* **TASK OBJECTIVE**:
Output the data below in full, character for character.

* **DATA ENTRIES**:
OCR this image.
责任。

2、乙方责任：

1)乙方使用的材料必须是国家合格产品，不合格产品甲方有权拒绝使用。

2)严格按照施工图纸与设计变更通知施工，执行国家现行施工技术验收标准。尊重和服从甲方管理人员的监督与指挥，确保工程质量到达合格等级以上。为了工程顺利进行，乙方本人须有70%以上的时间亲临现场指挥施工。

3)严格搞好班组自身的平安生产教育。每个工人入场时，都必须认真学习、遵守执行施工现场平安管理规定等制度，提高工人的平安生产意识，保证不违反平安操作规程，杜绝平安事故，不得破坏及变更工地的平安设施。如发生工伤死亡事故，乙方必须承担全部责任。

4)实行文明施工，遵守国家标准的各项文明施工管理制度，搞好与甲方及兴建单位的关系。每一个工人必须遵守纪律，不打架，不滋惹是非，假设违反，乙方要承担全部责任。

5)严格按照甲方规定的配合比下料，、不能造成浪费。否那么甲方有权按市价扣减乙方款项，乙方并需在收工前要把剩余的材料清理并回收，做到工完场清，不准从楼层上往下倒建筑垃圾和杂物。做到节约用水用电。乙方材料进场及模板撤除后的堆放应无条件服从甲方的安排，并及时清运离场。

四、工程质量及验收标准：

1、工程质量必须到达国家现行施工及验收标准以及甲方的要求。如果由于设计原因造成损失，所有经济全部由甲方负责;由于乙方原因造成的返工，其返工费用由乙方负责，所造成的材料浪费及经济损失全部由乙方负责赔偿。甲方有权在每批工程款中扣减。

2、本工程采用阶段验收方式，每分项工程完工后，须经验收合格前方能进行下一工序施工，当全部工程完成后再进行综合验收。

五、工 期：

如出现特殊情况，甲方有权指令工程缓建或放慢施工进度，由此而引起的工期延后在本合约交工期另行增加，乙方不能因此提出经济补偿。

* **SOLUTION FOR THIS TASK**:
OCR this image.
责任。

2、乙方责任：

1)乙方使用的材料必须是国家合格产品，不合格产品甲方有权拒绝使用。

2)严格按照施工图纸与设计变更通知施工，执行国家现行施工技术验收标准。尊重和服从甲方管理人员的监督与指挥，确保工程质量到达合格等级以上。为了工程顺利进行，乙方本人须有70%以上的时间亲临现场指挥施工。

3)严格搞好班组自身的平安生产教育。每个工人入场时，都必须认真学习、遵守执行施工现场平安管理规定等制度，提高工人的平安生产意识，保证不违反平安操作规程，杜绝平安事故，不得破坏及变更工地的平安设施。如发生工伤死亡事故，乙方必须承担全部责任。

4)实行文明施工，遵守国家标准的各项文明施工管理制度，搞好与甲方及兴建单位的关系。每一个工人必须遵守纪律，不打架，不滋惹是非，假设违反，乙方要承担全部责任。

5)严格按照甲方规定的配合比下料，、不能造成浪费。否那么甲方有权按市价扣减乙方款项，乙方并需在收工前要把剩余的材料清理并回收，做到工完场清，不准从楼层上往下倒建筑垃圾和杂物。做到节约用水用电。乙方材料进场及模板撤除后的堆放应无条件服从甲方的安排，并及时清运离场。

四、工程质量及验收标准：

1、工程质量必须到达国家现行施工及验收标准以及甲方的要求。如果由于设计原因造成损失，所有经济全部由甲方负责;由于乙方原因造成的返工，其返工费用由乙方负责，所造成的材料浪费及经济损失全部由乙方负责赔偿。甲方有权在每批工程款中扣减。

2、本工程采用阶段验收方式，每分项工程完工后，须经验收合格前方能进行下一工序施工，当全部工程完成后再进行综合验收。

五、工 期：

如出现特殊情况，甲方有权指令工程缓建或放慢施工进度，由此而引起的工期延后在本合约交工期另行增加，乙方不能因此提出经济补偿。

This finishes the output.